━━━━━ GIVEN INFORMATION

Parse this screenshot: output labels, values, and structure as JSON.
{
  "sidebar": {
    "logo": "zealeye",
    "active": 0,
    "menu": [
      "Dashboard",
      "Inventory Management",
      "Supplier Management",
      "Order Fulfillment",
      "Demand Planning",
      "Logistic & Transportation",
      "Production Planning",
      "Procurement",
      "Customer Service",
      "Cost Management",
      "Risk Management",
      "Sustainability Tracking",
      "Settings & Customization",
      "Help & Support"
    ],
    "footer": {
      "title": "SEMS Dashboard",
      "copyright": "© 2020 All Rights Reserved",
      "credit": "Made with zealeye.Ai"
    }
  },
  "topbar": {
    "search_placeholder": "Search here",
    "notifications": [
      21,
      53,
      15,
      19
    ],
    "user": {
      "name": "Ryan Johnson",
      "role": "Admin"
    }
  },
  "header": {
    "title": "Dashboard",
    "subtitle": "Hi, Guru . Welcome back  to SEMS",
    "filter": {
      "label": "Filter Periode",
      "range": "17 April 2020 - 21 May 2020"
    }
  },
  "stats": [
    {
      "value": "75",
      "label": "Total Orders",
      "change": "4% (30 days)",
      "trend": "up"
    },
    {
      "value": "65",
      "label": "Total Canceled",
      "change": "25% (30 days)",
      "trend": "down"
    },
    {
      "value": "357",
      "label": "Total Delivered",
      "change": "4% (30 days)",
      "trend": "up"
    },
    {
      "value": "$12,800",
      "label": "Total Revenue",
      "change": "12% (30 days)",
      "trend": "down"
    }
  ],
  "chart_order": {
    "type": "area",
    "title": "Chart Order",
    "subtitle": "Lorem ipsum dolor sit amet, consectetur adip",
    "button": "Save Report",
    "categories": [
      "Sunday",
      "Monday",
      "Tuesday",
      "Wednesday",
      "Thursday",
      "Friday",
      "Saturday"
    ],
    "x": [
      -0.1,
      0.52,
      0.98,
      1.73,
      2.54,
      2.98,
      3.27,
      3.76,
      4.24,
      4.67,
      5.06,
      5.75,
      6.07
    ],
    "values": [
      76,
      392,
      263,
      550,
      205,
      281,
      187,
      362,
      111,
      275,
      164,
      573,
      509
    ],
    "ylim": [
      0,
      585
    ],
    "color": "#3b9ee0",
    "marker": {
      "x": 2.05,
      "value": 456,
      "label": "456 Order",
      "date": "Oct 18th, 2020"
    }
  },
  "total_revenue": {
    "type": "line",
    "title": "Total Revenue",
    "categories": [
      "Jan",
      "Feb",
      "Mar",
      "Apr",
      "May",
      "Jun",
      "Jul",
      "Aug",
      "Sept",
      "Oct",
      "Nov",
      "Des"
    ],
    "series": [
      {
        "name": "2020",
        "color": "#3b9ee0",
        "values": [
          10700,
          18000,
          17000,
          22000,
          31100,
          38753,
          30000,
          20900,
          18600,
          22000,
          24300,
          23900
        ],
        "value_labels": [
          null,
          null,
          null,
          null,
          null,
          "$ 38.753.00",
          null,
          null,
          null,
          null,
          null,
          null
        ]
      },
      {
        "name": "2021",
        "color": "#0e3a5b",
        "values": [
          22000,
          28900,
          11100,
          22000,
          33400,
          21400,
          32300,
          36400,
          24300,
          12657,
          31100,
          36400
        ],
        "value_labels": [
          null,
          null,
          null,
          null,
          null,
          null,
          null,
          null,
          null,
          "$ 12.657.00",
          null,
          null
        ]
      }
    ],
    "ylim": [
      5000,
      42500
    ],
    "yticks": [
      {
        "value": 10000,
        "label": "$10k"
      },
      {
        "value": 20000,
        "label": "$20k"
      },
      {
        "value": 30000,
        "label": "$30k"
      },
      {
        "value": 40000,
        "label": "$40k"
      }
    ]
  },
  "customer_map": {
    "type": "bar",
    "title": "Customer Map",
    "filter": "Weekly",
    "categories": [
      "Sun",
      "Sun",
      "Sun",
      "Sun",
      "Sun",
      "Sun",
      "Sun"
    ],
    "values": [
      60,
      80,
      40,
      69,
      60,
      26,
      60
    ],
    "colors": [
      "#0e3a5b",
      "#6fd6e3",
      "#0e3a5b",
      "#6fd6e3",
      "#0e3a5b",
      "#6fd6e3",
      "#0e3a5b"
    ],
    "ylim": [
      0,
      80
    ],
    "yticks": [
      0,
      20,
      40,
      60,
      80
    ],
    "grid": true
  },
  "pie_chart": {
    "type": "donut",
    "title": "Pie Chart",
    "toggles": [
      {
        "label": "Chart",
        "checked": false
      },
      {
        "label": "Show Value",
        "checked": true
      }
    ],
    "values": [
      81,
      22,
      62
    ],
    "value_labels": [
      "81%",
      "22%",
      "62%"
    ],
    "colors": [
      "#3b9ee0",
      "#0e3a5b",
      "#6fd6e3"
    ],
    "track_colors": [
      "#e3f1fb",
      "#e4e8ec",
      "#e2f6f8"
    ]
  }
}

━━━━━━━━━━

● GOAL OF THE EXERCISE: State how many lines of the listing include the word "name". Reply with the number alone.

● OUTPUT FOR THIS TASK: 3